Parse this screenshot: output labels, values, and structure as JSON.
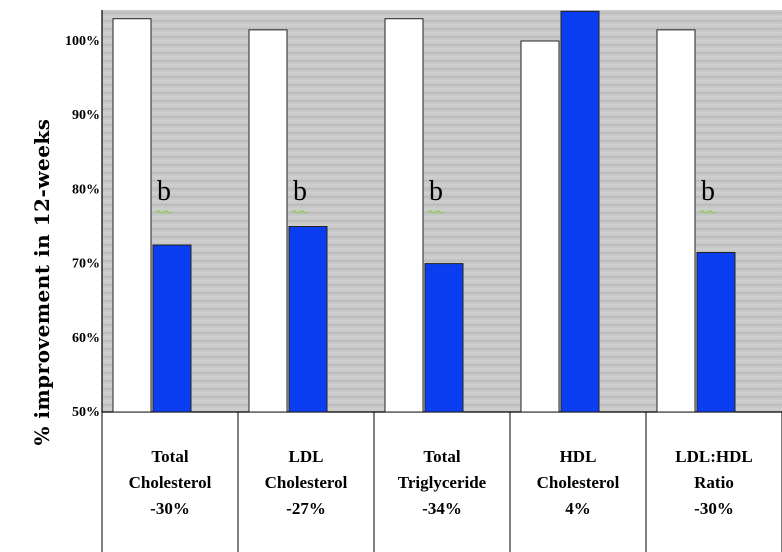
{
  "chart_data": {
    "type": "bar",
    "ylabel": "% improvement in 12-weeks",
    "ylim": [
      50,
      105
    ],
    "yticks": [
      50,
      60,
      70,
      80,
      90,
      100
    ],
    "ytick_labels": [
      "50%",
      "60%",
      "70%",
      "80%",
      "90%",
      "100%"
    ],
    "categories": [
      [
        "Total",
        "Cholesterol",
        "-30%"
      ],
      [
        "LDL",
        "Cholesterol",
        "-27%"
      ],
      [
        "Total",
        "Triglyceride",
        "-34%"
      ],
      [
        "HDL",
        "Cholesterol",
        "4%"
      ],
      [
        "LDL:HDL",
        "Ratio",
        "-30%"
      ]
    ],
    "series": [
      {
        "color": "#ffffff",
        "values": [
          103.0,
          101.5,
          103.0,
          100.0,
          101.5
        ]
      },
      {
        "color": "#0a3cf0",
        "values": [
          72.5,
          75.0,
          70.0,
          104.0,
          71.5
        ]
      }
    ],
    "annotations": [
      "b",
      "b",
      "b",
      "",
      "b"
    ],
    "annotation_underline_color": "#8fd04a",
    "plot_background": "#c7c7c7",
    "grid": false
  }
}
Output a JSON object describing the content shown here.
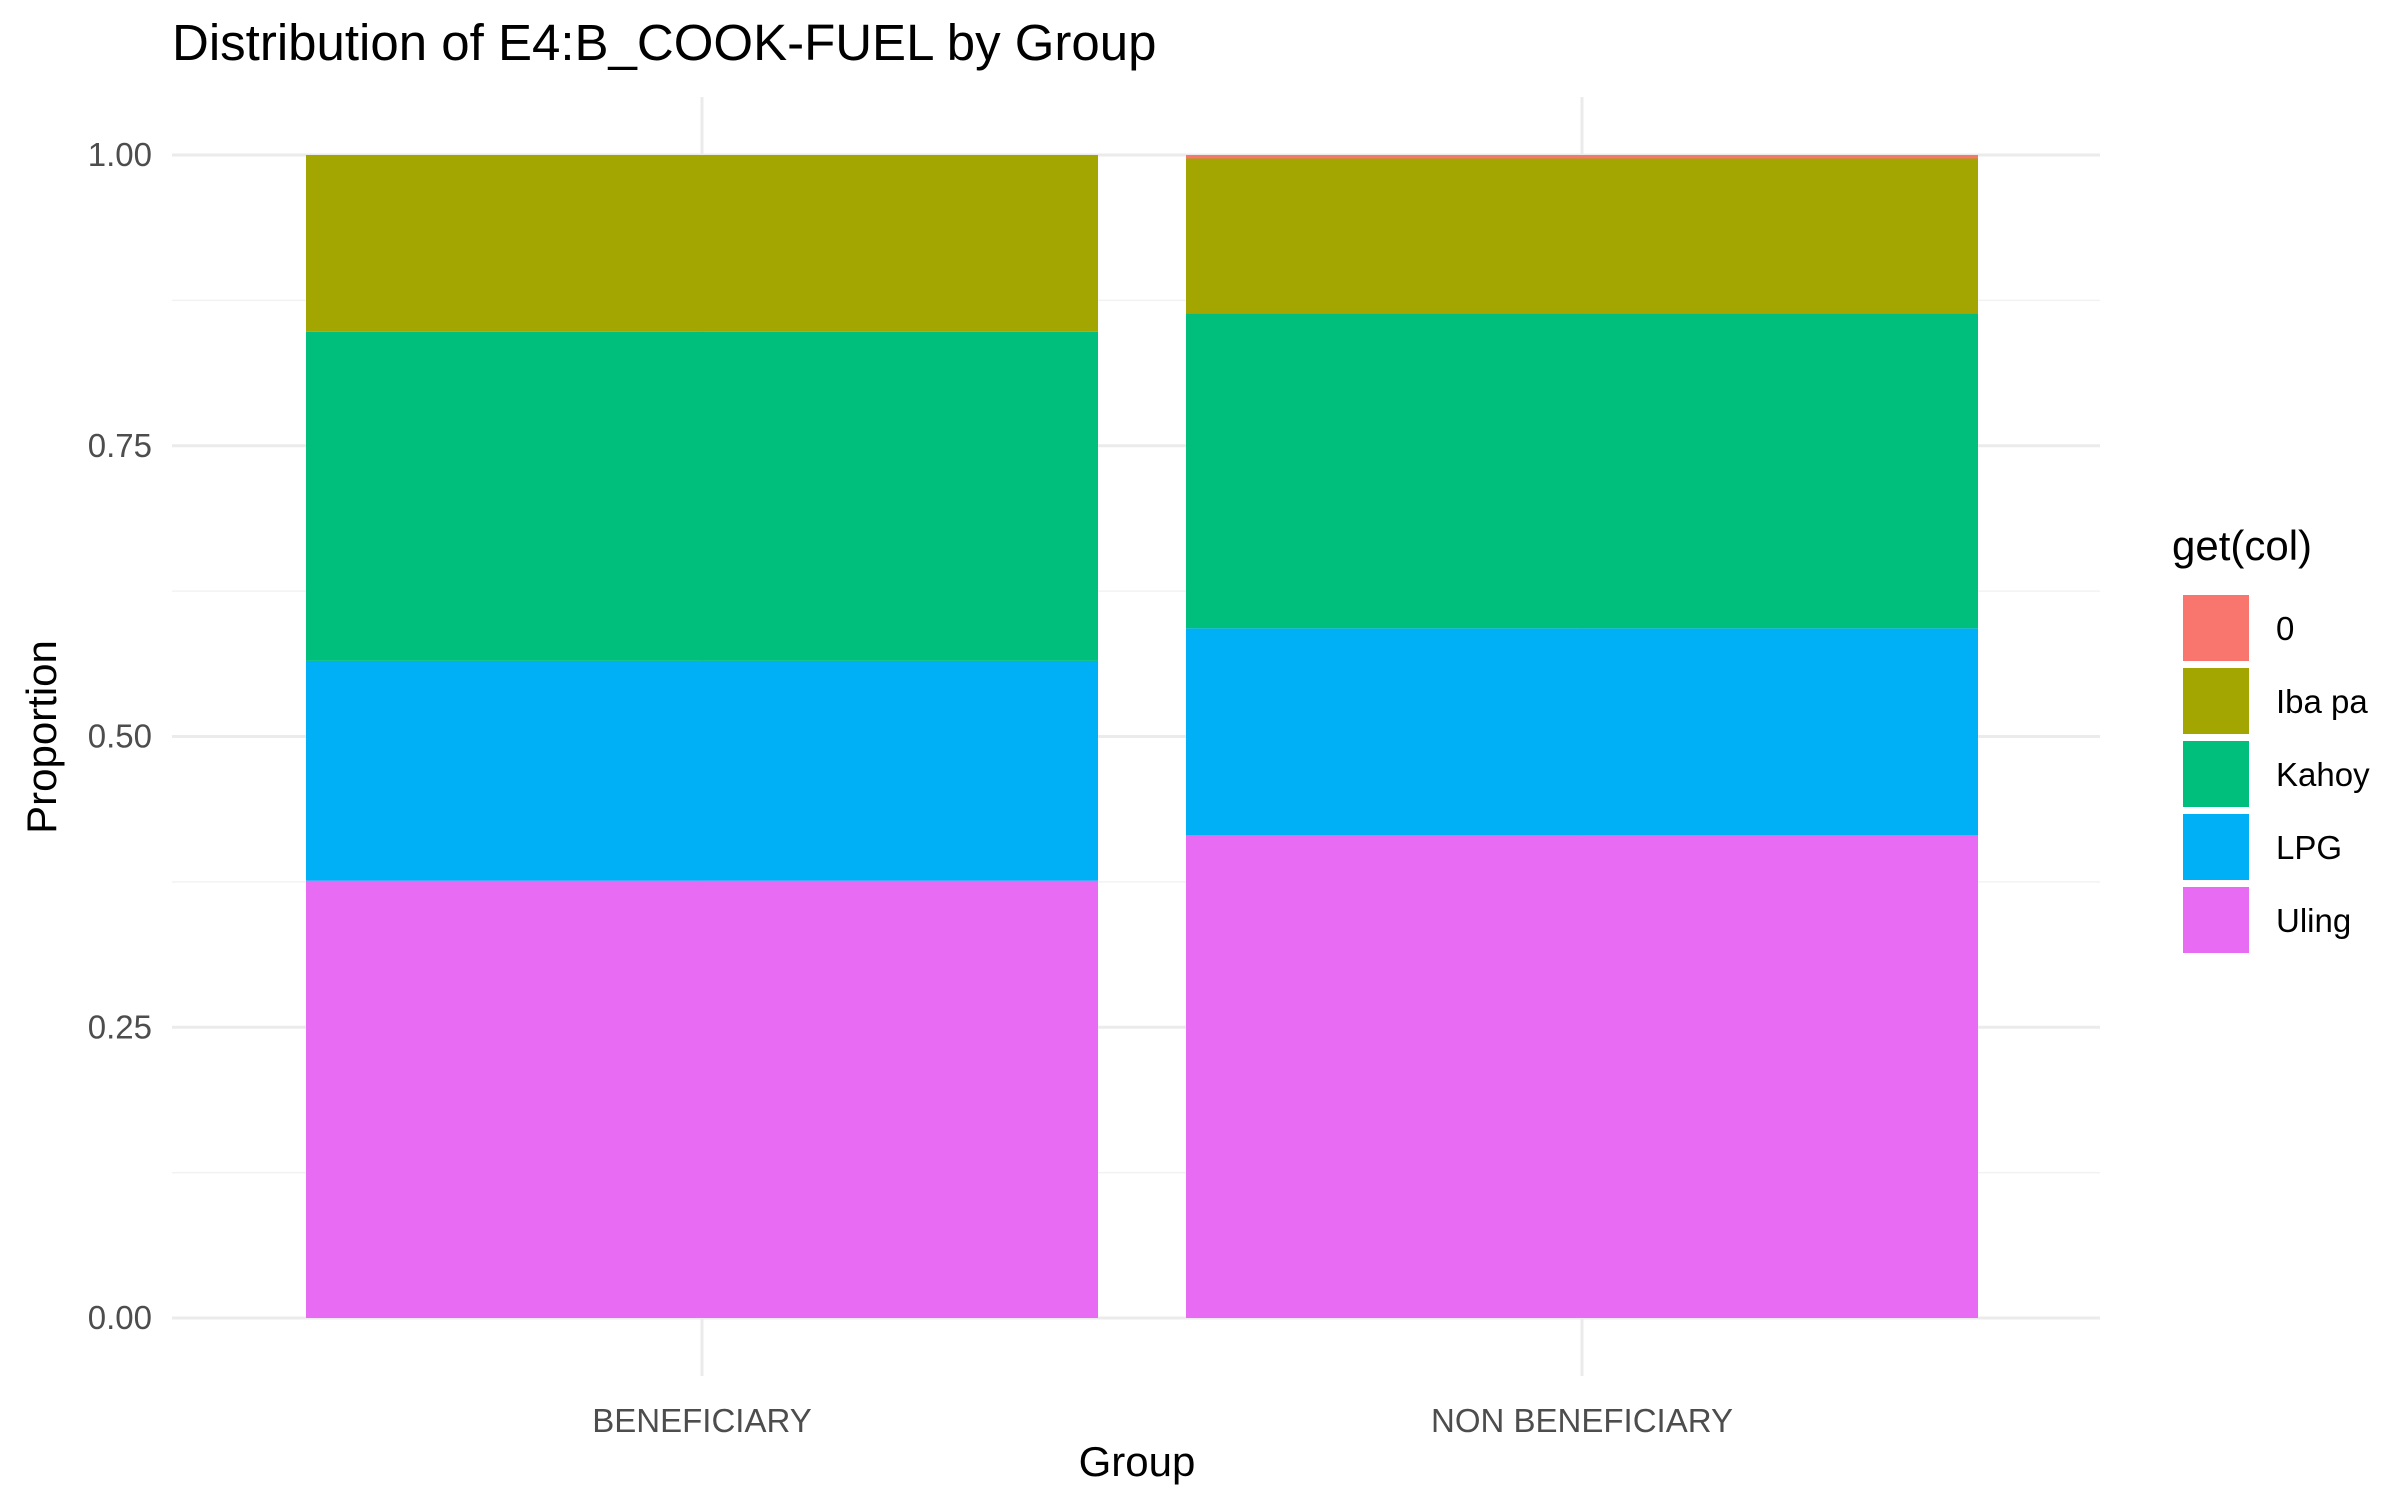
{
  "chart_data": {
    "type": "bar",
    "stacked": true,
    "title": "Distribution of E4:B_COOK-FUEL by Group",
    "xlabel": "Group",
    "ylabel": "Proportion",
    "ylim": [
      0,
      1
    ],
    "y_ticks": [
      "0.00",
      "0.25",
      "0.50",
      "0.75",
      "1.00"
    ],
    "y_tick_values": [
      0,
      0.25,
      0.5,
      0.75,
      1
    ],
    "categories": [
      "BENEFICIARY",
      "NON BENEFICIARY"
    ],
    "legend": {
      "title": "get(col)",
      "position": "right"
    },
    "grid": true,
    "series": [
      {
        "name": "0",
        "color": "#F8766D",
        "values": [
          0.0,
          0.003
        ]
      },
      {
        "name": "Iba pa",
        "color": "#A3A500",
        "values": [
          0.152,
          0.133
        ]
      },
      {
        "name": "Kahoy",
        "color": "#00BF7D",
        "values": [
          0.283,
          0.271
        ]
      },
      {
        "name": "LPG",
        "color": "#00B0F6",
        "values": [
          0.189,
          0.178
        ]
      },
      {
        "name": "Uling",
        "color": "#E76BF3",
        "values": [
          0.376,
          0.415
        ]
      }
    ],
    "stack_order_bottom_to_top": [
      "Uling",
      "LPG",
      "Kahoy",
      "Iba pa",
      "0"
    ]
  }
}
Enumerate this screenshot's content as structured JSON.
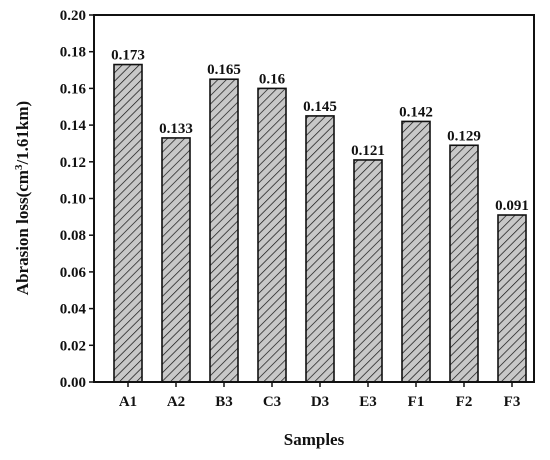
{
  "chart_data": {
    "type": "bar",
    "categories": [
      "A1",
      "A2",
      "B3",
      "C3",
      "D3",
      "E3",
      "F1",
      "F2",
      "F3"
    ],
    "values": [
      0.173,
      0.133,
      0.165,
      0.16,
      0.145,
      0.121,
      0.142,
      0.129,
      0.091
    ],
    "value_labels": [
      "0.173",
      "0.133",
      "0.165",
      "0.16",
      "0.145",
      "0.121",
      "0.142",
      "0.129",
      "0.091"
    ],
    "xlabel": "Samples",
    "ylabel_main": "Abrasion loss(cm",
    "ylabel_sup": "3",
    "ylabel_tail": "/1.61km)",
    "ylim": [
      0,
      0.2
    ],
    "yticks": [
      "0.00",
      "0.02",
      "0.04",
      "0.06",
      "0.08",
      "0.10",
      "0.12",
      "0.14",
      "0.16",
      "0.18",
      "0.20"
    ],
    "grid": false,
    "bar_fill": "#c8c8c8",
    "bar_pattern": "diagonal-hatch",
    "bar_edge": "#111111"
  }
}
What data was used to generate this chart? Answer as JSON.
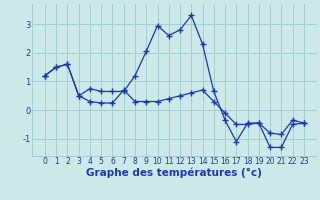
{
  "title": "",
  "xlabel": "Graphe des températures (°c)",
  "ylabel": "",
  "background_color": "#cce8e8",
  "line_color": "#1a3aad",
  "grid_color": "#99cccc",
  "series1_x": [
    0,
    1,
    2,
    3,
    4,
    5,
    6,
    7,
    8,
    9,
    10,
    11,
    12,
    13,
    14,
    15,
    16,
    17,
    18,
    19,
    20,
    21,
    22,
    23
  ],
  "series1_y": [
    1.2,
    1.5,
    1.6,
    0.5,
    0.75,
    0.65,
    0.65,
    0.65,
    1.2,
    2.05,
    2.95,
    2.6,
    2.8,
    3.3,
    2.3,
    0.65,
    -0.35,
    -1.1,
    -0.45,
    -0.45,
    -1.3,
    -1.3,
    -0.5,
    -0.45
  ],
  "series2_x": [
    0,
    1,
    2,
    3,
    4,
    5,
    6,
    7,
    8,
    9,
    10,
    11,
    12,
    13,
    14,
    15,
    16,
    17,
    18,
    19,
    20,
    21,
    22,
    23
  ],
  "series2_y": [
    1.2,
    1.5,
    1.6,
    0.5,
    0.3,
    0.25,
    0.25,
    0.7,
    0.3,
    0.3,
    0.3,
    0.4,
    0.5,
    0.6,
    0.7,
    0.3,
    -0.1,
    -0.5,
    -0.5,
    -0.45,
    -0.8,
    -0.85,
    -0.35,
    -0.45
  ],
  "ylim": [
    -1.6,
    3.7
  ],
  "yticks": [
    -1,
    0,
    1,
    2,
    3
  ],
  "xticks": [
    0,
    1,
    2,
    3,
    4,
    5,
    6,
    7,
    8,
    9,
    10,
    11,
    12,
    13,
    14,
    15,
    16,
    17,
    18,
    19,
    20,
    21,
    22,
    23
  ],
  "marker": "+",
  "linewidth": 0.9,
  "markersize": 4,
  "tick_fontsize": 5.5,
  "label_fontsize": 7.5
}
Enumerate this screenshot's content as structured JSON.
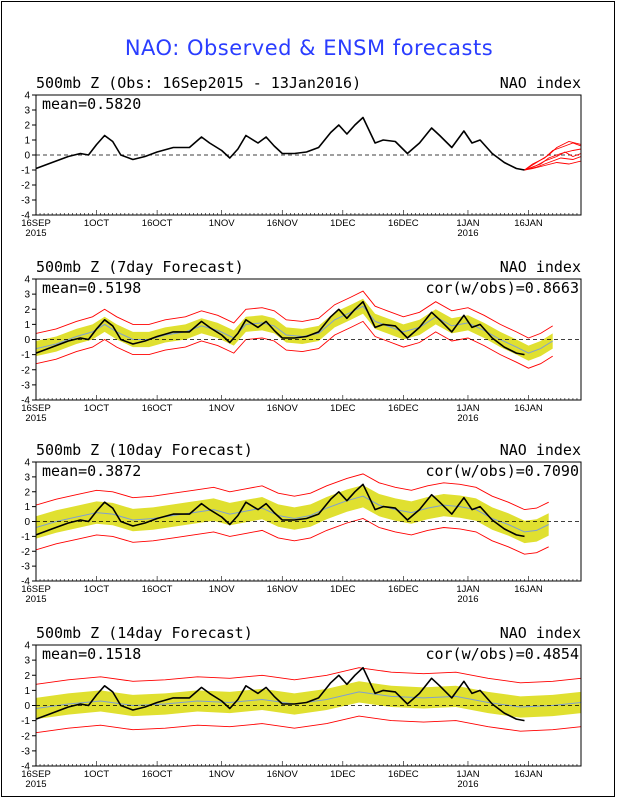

____________

INSTRUCTIONS FOR THE TASK
Quote each line of the listing exactly, but leave the pictures out.

REPLY TO THE EXERCISE
Parse this screenshot: output labels, values, and structure as JSON.
{
  "chart_data": {
    "type": "bar",
    "ylabel": "% improvement in 12-weeks",
    "ylim": [
      50,
      105
    ],
    "yticks": [
      50,
      60,
      70,
      80,
      90,
      100
    ],
    "ytick_labels": [
      "50%",
      "60%",
      "70%",
      "80%",
      "90%",
      "100%"
    ],
    "categories": [
      [
        "Total",
        "Cholesterol",
        "-30%"
      ],
      [
        "LDL",
        "Cholesterol",
        "-27%"
      ],
      [
        "Total",
        "Triglyceride",
        "-34%"
      ],
      [
        "HDL",
        "Cholesterol",
        "4%"
      ],
      [
        "LDL:HDL",
        "Ratio",
        "-30%"
      ]
    ],
    "series": [
      {
        "color": "#ffffff",
        "values": [
          103.0,
          101.5,
          103.0,
          100.0,
          101.5
        ]
      },
      {
        "color": "#0a3cf0",
        "values": [
          72.5,
          75.0,
          70.0,
          104.0,
          71.5
        ]
      }
    ],
    "annotations": [
      "b",
      "b",
      "b",
      "",
      "b"
    ],
    "annotation_underline_color": "#8fd04a",
    "plot_background": "#c7c7c7",
    "grid": false
  }
}
Output a JSON object describing the content shown here.
{
  "chart_data": {
    "type": "bar",
    "stacked": true,
    "title": "Distribution of E4:B_COOK-FUEL by Group",
    "xlabel": "Group",
    "ylabel": "Proportion",
    "ylim": [
      0,
      1
    ],
    "y_ticks": [
      "0.00",
      "0.25",
      "0.50",
      "0.75",
      "1.00"
    ],
    "y_tick_values": [
      0,
      0.25,
      0.5,
      0.75,
      1
    ],
    "categories": [
      "BENEFICIARY",
      "NON BENEFICIARY"
    ],
    "legend": {
      "title": "get(col)",
      "position": "right"
    },
    "grid": true,
    "series": [
      {
        "name": "0",
        "color": "#F8766D",
        "values": [
          0.0,
          0.003
        ]
      },
      {
        "name": "Iba pa",
        "color": "#A3A500",
        "values": [
          0.152,
          0.133
        ]
      },
      {
        "name": "Kahoy",
        "color": "#00BF7D",
        "values": [
          0.283,
          0.271
        ]
      },
      {
        "name": "LPG",
        "color": "#00B0F6",
        "values": [
          0.189,
          0.178
        ]
      },
      {
        "name": "Uling",
        "color": "#E76BF3",
        "values": [
          0.376,
          0.415
        ]
      }
    ],
    "stack_order_bottom_to_top": [
      "Uling",
      "LPG",
      "Kahoy",
      "Iba pa",
      "0"
    ]
  }
}
Enumerate this screenshot's content as structured JSON.
{
  "chart_data": {
    "type": "bar",
    "categories": [
      "A1",
      "A2",
      "B3",
      "C3",
      "D3",
      "E3",
      "F1",
      "F2",
      "F3"
    ],
    "values": [
      0.173,
      0.133,
      0.165,
      0.16,
      0.145,
      0.121,
      0.142,
      0.129,
      0.091
    ],
    "value_labels": [
      "0.173",
      "0.133",
      "0.165",
      "0.16",
      "0.145",
      "0.121",
      "0.142",
      "0.129",
      "0.091"
    ],
    "xlabel": "Samples",
    "ylabel_main": "Abrasion loss(cm",
    "ylabel_sup": "3",
    "ylabel_tail": "/1.61km)",
    "ylim": [
      0,
      0.2
    ],
    "yticks": [
      "0.00",
      "0.02",
      "0.04",
      "0.06",
      "0.08",
      "0.10",
      "0.12",
      "0.14",
      "0.16",
      "0.18",
      "0.20"
    ],
    "grid": false,
    "bar_fill": "#c8c8c8",
    "bar_pattern": "diagonal-hatch",
    "bar_edge": "#111111"
  }
}
What data was used to generate this chart? Answer as JSON.
{
  "title": "",
  "xlabel": "Graphe des températures (°c)",
  "ylabel": "",
  "background_color": "#cce8e8",
  "line_color": "#1a3aad",
  "grid_color": "#99cccc",
  "series1_x": [
    0,
    1,
    2,
    3,
    4,
    5,
    6,
    7,
    8,
    9,
    10,
    11,
    12,
    13,
    14,
    15,
    16,
    17,
    18,
    19,
    20,
    21,
    22,
    23
  ],
  "series1_y": [
    1.2,
    1.5,
    1.6,
    0.5,
    0.75,
    0.65,
    0.65,
    0.65,
    1.2,
    2.05,
    2.95,
    2.6,
    2.8,
    3.3,
    2.3,
    0.65,
    -0.35,
    -1.1,
    -0.45,
    -0.45,
    -1.3,
    -1.3,
    -0.5,
    -0.45
  ],
  "series2_x": [
    0,
    1,
    2,
    3,
    4,
    5,
    6,
    7,
    8,
    9,
    10,
    11,
    12,
    13,
    14,
    15,
    16,
    17,
    18,
    19,
    20,
    21,
    22,
    23
  ],
  "series2_y": [
    1.2,
    1.5,
    1.6,
    0.5,
    0.3,
    0.25,
    0.25,
    0.7,
    0.3,
    0.3,
    0.3,
    0.4,
    0.5,
    0.6,
    0.7,
    0.3,
    -0.1,
    -0.5,
    -0.5,
    -0.45,
    -0.8,
    -0.85,
    -0.35,
    -0.45
  ],
  "ylim": [
    -1.6,
    3.7
  ],
  "yticks": [
    -1,
    0,
    1,
    2,
    3
  ],
  "xticks": [
    0,
    1,
    2,
    3,
    4,
    5,
    6,
    7,
    8,
    9,
    10,
    11,
    12,
    13,
    14,
    15,
    16,
    17,
    18,
    19,
    20,
    21,
    22,
    23
  ],
  "marker": "+",
  "linewidth": 0.9,
  "markersize": 4,
  "tick_fontsize": 5.5,
  "label_fontsize": 7.5
}
Enumerate this screenshot's content as structured JSON.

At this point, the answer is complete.